**ABOUT THIS EXERCISE**
Decide whether each statement agrees with the blog post: (a) the writer went to the library with four friends; (b) the writer calls distance and displacement not important at all; (c) meng tek noticed the librarian behind him. For each, give yes or no and quote the deciding words.

Hydrophobic and Hydrophilic, even easier, exam 100% won't come out. teacher will sure focus on things that are harder and more important, so lets ignore this again.

hmm, distance and displacement. a bit important. but nevermind, even if it comes out in exam, just shoot blindly using your M-16 and you will still get a 50% chance of sucess rate, so it's okay to be blur on this.

haix. add maths, even easier. how many numbers are there in this world? 999999999999.......
even you simply shoot, also can get a 0.0000007% of sucess rate, which is very high(for me), so, it's okay to ignore this whole subject

works done ^^ dota time. yeah!

Friday, May 1, 2009

library's + tuition's fun

yea, if you think that library is a place which only will make you feel bored and give you the feeling of boredom. well, im gonna prove to you that it's an untrue statement ^^. today, cheng nam, me, weng hoe, ming ren, and meng tek go to the library for our nilams.

well, we have discussed things about sex, boys and girls, which is pretty normal among boys.

we're laughing loud and cheng nam, who have a big voice keep rasing his voice..... well, if you ask me, i doubt that kay yan heard what were we taking. i can tell that she's trying hard not to laugh, i doubt.

then, the librarian name suet mun(according to them, this is her name), came to the area near our table... meng tek hadn't realize she's behind him...... and he carry on with the topic...... then end up we make ourselves very embaressed. very very embarassed......

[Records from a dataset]
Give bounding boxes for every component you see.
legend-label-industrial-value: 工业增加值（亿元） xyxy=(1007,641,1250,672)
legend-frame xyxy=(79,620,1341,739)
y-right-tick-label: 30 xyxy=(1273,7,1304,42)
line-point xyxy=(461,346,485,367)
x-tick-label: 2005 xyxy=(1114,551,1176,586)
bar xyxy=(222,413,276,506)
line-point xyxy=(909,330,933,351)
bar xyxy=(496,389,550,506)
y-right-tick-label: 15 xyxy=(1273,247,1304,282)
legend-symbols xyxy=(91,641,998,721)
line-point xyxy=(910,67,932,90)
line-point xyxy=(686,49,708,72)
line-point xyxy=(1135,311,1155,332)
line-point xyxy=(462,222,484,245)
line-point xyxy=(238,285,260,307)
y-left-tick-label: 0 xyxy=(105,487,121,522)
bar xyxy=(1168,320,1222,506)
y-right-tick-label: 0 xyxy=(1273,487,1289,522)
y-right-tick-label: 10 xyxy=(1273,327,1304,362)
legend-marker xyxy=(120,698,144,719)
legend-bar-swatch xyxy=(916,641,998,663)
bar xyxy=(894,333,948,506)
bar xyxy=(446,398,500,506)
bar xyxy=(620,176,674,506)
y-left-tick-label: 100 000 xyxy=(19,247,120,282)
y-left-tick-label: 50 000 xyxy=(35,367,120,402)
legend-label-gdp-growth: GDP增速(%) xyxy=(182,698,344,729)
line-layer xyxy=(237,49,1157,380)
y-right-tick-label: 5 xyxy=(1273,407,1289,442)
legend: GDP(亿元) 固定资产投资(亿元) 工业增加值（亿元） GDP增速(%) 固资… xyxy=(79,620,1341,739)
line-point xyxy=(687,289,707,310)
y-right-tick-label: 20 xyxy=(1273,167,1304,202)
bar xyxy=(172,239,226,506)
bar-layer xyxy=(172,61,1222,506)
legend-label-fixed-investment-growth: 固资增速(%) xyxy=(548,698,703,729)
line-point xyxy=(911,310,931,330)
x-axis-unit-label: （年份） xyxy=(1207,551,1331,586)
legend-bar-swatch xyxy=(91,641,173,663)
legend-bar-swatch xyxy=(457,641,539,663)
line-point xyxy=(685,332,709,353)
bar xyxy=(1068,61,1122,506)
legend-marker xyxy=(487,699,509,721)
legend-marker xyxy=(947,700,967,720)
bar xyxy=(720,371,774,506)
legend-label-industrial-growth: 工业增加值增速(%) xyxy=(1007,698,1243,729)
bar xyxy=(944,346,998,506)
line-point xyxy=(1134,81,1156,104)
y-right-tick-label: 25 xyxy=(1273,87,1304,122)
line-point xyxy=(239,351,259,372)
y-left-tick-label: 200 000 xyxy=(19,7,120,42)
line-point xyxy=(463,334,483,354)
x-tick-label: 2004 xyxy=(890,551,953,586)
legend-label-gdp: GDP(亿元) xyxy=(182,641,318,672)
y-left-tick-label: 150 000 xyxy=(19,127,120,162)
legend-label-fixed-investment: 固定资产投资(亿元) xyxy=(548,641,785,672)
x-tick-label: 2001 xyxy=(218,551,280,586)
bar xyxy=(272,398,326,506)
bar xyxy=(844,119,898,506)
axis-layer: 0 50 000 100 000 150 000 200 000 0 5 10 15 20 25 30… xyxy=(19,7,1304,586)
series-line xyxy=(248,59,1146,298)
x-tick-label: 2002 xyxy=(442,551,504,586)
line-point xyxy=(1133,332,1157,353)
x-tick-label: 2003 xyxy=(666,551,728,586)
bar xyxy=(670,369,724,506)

**WRITTEN RESPONSE**
(a) Yes: "cheng nam, me, weng hoe, ming ren, and meng tek go to the library for our nilams"
(b) No: "a bit important"
(c) No: "meng tek hadn't realize she's behind him"